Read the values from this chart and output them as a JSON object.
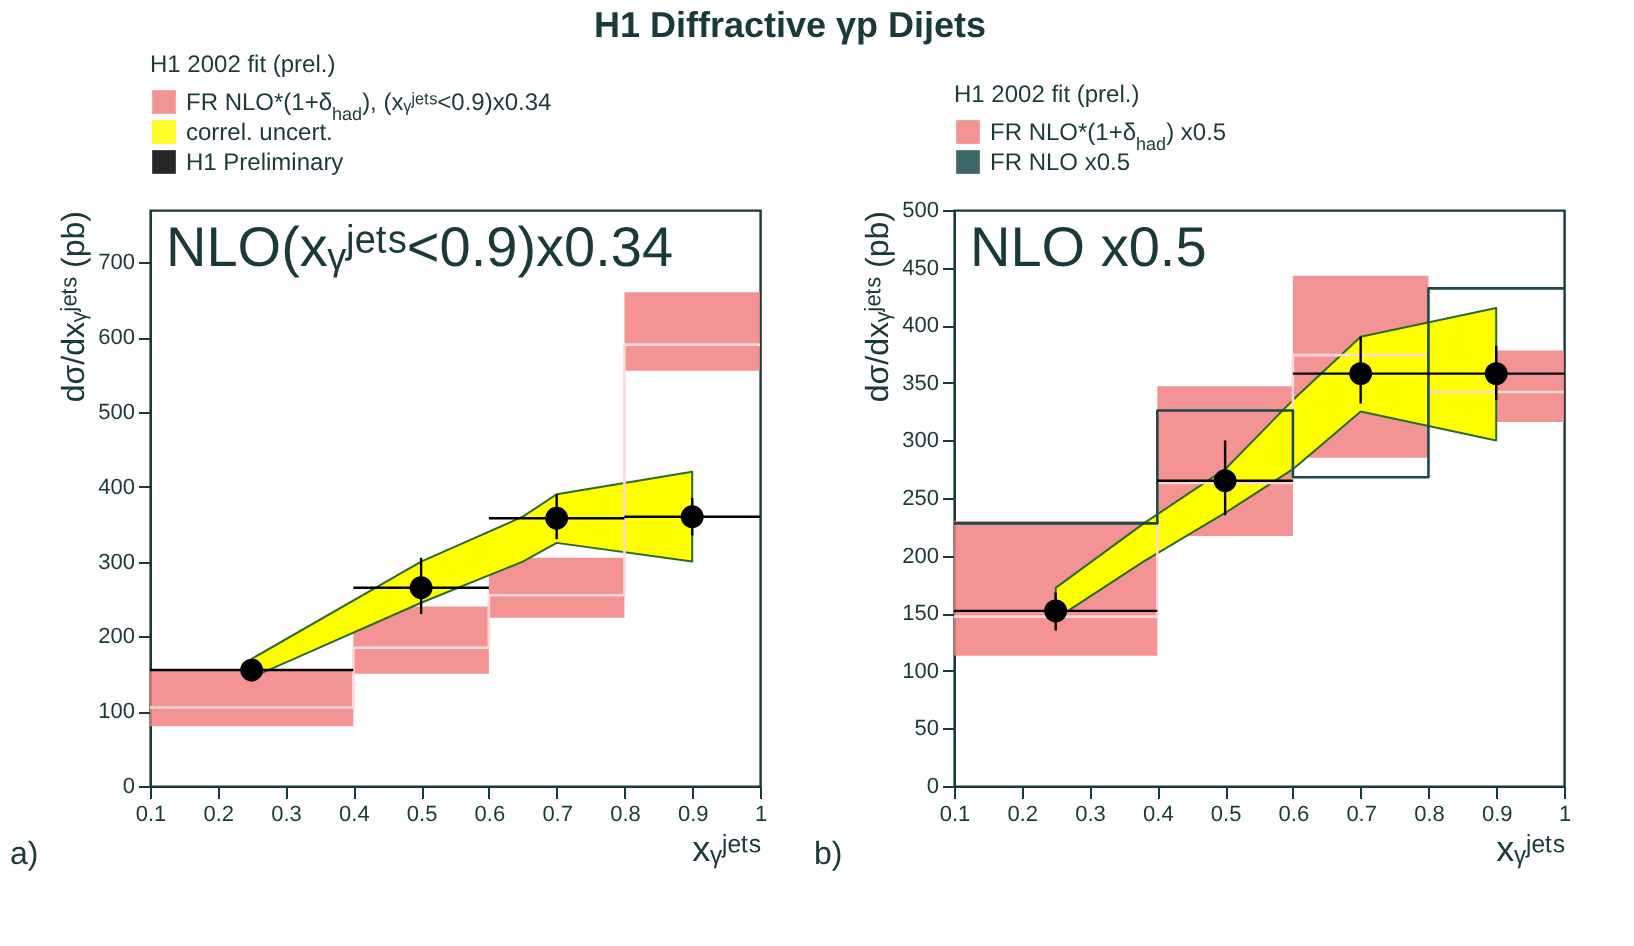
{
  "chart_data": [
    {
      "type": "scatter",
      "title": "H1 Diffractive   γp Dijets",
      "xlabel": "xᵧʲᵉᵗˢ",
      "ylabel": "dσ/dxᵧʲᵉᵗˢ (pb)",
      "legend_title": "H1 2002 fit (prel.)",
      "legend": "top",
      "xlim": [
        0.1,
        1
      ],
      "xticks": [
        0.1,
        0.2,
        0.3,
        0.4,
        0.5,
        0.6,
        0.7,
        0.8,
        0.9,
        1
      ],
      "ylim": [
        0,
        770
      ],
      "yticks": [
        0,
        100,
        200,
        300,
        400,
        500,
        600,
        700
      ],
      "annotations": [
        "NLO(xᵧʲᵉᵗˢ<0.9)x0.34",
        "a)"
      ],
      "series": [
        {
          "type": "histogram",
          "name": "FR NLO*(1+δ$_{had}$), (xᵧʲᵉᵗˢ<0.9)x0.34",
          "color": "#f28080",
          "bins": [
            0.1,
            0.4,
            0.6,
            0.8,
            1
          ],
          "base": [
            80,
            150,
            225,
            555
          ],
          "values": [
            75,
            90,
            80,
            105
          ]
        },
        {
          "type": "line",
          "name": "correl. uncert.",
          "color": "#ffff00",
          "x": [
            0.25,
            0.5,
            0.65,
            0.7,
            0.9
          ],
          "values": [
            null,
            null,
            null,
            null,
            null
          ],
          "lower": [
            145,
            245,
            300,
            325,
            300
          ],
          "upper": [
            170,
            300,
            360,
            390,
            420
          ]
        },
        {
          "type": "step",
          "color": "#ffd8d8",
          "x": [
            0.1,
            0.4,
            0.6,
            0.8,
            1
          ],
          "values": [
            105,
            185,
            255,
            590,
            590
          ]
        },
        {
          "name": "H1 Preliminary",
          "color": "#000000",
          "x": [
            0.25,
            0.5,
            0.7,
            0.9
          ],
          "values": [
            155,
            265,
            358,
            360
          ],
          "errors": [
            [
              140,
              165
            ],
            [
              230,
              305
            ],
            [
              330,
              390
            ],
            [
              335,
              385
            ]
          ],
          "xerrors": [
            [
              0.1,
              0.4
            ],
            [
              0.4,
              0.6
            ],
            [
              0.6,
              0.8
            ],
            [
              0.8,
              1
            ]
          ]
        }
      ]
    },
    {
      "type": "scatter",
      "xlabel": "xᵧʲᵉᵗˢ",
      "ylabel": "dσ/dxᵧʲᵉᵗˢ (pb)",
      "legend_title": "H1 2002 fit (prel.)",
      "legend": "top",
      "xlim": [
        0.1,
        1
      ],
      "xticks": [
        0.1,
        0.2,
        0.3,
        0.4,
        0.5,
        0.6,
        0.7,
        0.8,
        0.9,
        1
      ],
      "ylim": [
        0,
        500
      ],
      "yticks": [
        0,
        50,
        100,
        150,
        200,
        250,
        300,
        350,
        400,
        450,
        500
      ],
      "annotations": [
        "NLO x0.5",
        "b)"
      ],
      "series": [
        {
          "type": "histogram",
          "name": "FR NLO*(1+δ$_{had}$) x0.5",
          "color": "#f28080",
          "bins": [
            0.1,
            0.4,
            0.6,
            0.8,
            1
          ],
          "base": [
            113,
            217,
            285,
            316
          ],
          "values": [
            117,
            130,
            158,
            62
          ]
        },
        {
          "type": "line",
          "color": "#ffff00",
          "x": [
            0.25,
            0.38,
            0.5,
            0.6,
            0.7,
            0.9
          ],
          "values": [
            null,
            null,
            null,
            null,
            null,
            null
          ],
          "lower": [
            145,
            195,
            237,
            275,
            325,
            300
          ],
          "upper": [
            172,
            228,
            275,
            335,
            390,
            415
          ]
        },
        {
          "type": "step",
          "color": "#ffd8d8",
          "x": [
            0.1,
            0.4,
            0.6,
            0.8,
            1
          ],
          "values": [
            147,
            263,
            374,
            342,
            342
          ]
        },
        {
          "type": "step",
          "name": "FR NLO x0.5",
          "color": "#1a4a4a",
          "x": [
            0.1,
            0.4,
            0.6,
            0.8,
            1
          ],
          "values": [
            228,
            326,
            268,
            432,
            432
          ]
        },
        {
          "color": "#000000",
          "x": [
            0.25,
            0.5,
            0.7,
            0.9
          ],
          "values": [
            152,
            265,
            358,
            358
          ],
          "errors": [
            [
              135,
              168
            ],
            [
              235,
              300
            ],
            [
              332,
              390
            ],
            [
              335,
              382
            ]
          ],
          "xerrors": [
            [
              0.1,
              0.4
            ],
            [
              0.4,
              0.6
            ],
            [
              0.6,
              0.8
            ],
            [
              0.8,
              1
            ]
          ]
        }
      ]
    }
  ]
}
--
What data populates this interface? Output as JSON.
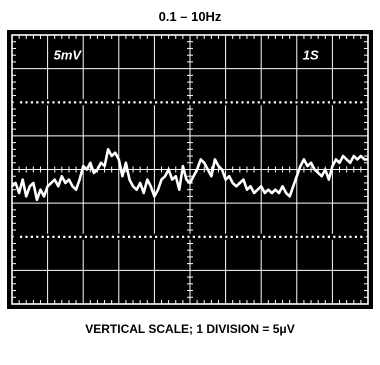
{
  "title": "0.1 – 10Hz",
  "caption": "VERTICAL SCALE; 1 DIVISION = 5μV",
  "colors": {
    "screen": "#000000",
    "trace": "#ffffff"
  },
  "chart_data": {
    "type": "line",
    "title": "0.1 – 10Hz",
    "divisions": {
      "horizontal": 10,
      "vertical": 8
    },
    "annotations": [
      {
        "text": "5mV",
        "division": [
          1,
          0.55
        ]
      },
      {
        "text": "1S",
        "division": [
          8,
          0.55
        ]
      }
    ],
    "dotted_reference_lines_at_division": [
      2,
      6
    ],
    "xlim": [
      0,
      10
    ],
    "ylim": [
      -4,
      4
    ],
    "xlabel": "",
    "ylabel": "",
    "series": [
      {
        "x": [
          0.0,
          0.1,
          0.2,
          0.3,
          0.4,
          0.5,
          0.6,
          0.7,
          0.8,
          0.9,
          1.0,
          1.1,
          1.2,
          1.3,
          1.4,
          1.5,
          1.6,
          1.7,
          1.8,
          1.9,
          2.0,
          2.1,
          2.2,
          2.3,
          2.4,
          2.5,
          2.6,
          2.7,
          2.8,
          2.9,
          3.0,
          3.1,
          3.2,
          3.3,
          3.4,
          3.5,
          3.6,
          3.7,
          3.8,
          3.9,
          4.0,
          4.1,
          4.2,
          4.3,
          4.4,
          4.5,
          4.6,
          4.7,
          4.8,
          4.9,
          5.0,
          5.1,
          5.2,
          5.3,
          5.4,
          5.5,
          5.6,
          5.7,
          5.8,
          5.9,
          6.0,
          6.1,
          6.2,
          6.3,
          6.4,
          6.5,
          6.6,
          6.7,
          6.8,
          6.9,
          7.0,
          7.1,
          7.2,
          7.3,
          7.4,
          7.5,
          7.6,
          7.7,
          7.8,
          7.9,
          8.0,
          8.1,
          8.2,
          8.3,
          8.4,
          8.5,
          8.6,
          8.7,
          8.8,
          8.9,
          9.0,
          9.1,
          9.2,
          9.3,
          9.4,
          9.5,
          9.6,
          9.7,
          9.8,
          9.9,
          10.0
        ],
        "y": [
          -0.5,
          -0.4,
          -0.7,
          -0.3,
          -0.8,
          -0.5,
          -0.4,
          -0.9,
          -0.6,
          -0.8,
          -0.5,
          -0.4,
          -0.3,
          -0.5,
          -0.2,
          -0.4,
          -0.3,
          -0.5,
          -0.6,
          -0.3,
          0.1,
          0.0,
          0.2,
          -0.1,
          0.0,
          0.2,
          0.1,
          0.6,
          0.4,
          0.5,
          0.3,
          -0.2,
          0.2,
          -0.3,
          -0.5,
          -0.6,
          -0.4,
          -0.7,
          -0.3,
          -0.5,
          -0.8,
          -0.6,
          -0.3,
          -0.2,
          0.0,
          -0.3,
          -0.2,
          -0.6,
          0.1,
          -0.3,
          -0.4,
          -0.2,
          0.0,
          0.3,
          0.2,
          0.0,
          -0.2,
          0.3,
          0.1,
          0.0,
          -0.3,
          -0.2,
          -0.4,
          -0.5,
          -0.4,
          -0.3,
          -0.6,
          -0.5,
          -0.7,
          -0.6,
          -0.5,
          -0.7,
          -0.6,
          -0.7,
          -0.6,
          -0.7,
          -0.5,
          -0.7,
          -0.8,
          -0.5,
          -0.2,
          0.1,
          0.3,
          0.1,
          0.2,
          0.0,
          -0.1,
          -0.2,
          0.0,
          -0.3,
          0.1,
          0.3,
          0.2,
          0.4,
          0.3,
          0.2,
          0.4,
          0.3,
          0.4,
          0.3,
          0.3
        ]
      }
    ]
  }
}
...
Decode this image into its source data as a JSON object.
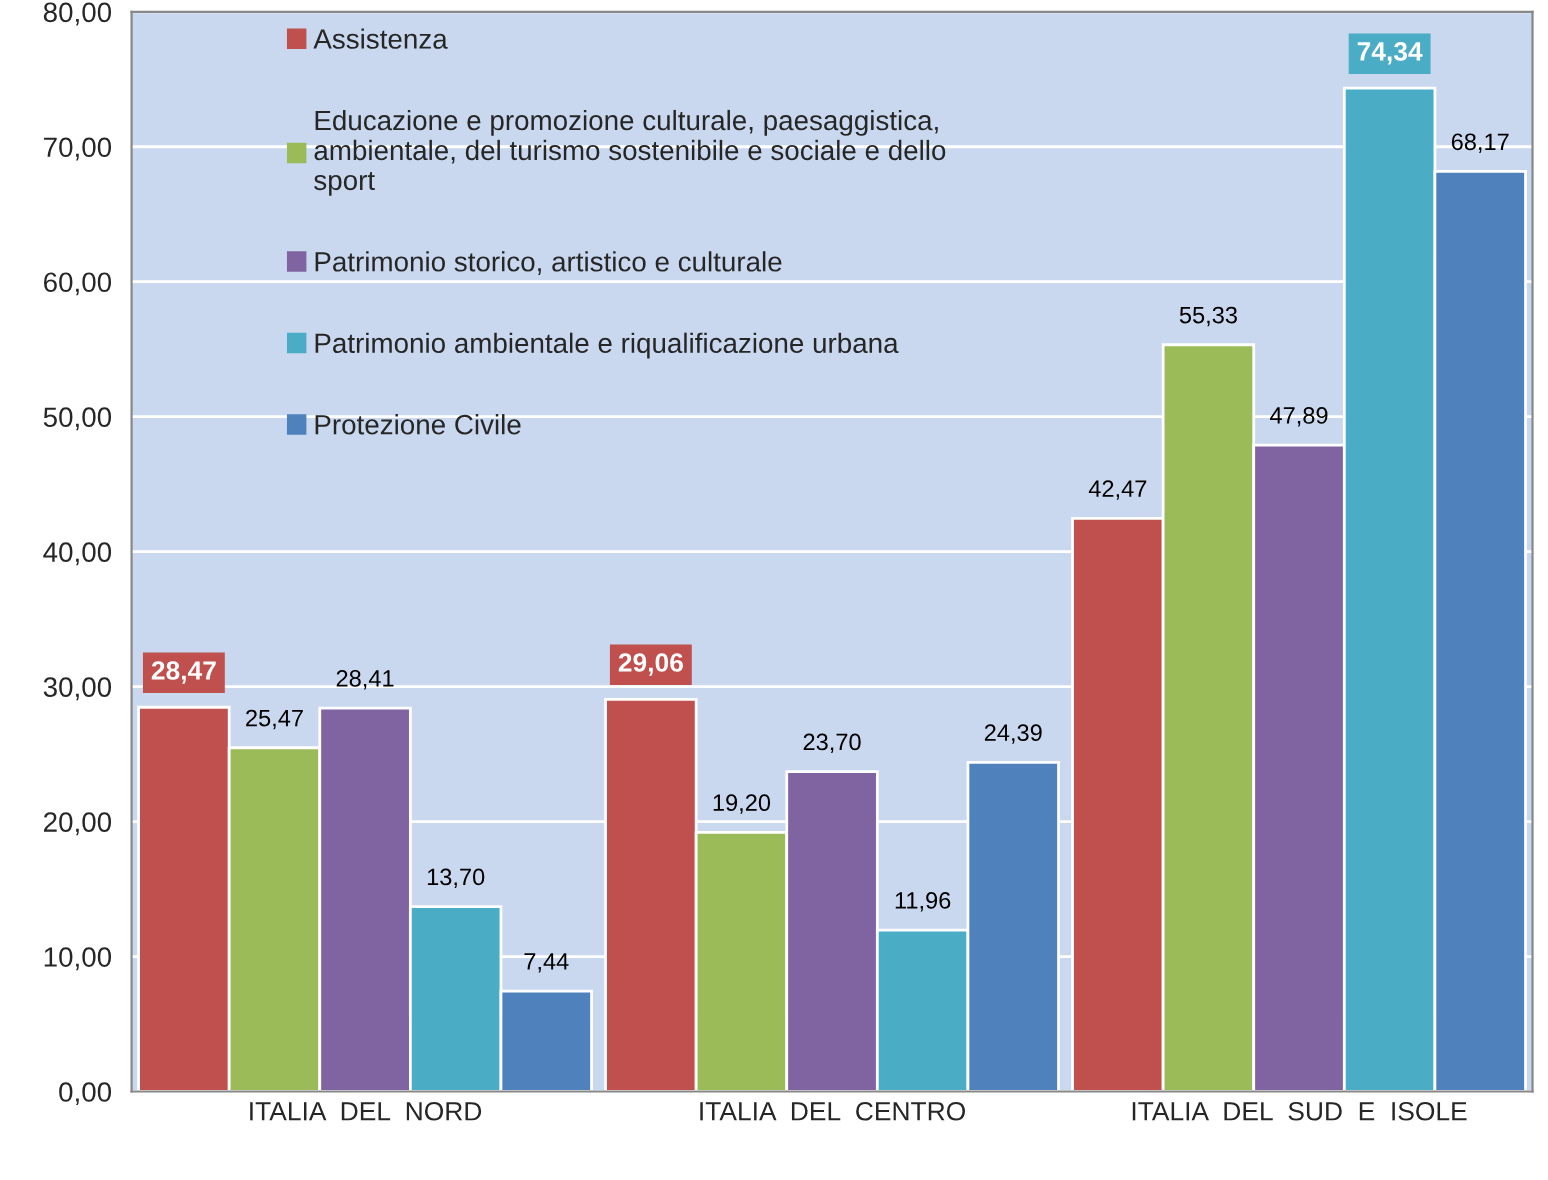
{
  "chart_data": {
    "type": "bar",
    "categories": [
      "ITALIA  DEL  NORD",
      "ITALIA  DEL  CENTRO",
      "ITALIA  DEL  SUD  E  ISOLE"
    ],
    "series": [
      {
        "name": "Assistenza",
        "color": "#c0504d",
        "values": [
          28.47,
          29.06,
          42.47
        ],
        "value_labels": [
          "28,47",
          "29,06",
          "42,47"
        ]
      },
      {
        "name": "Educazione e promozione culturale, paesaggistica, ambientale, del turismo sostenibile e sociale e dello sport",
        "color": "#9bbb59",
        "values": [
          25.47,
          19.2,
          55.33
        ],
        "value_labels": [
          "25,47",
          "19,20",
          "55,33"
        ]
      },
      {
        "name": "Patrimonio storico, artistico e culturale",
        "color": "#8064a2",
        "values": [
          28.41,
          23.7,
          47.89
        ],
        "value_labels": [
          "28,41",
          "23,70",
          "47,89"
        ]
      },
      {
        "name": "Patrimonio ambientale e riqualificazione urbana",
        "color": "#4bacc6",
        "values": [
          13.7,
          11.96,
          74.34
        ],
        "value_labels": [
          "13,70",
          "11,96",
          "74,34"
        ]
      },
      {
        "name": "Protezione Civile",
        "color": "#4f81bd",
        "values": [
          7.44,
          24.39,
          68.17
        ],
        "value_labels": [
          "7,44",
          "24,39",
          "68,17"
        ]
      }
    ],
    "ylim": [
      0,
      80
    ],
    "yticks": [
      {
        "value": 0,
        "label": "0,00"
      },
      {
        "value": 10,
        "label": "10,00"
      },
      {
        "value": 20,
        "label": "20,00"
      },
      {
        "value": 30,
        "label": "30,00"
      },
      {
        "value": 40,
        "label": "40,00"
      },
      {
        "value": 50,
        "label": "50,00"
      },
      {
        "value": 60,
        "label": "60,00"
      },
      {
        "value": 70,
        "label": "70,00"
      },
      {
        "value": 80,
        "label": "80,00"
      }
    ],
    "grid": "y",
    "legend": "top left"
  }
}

Your objective: In the entries above, some lines may contain the string "culturale"; report how many, without additional comment.

Solution: 2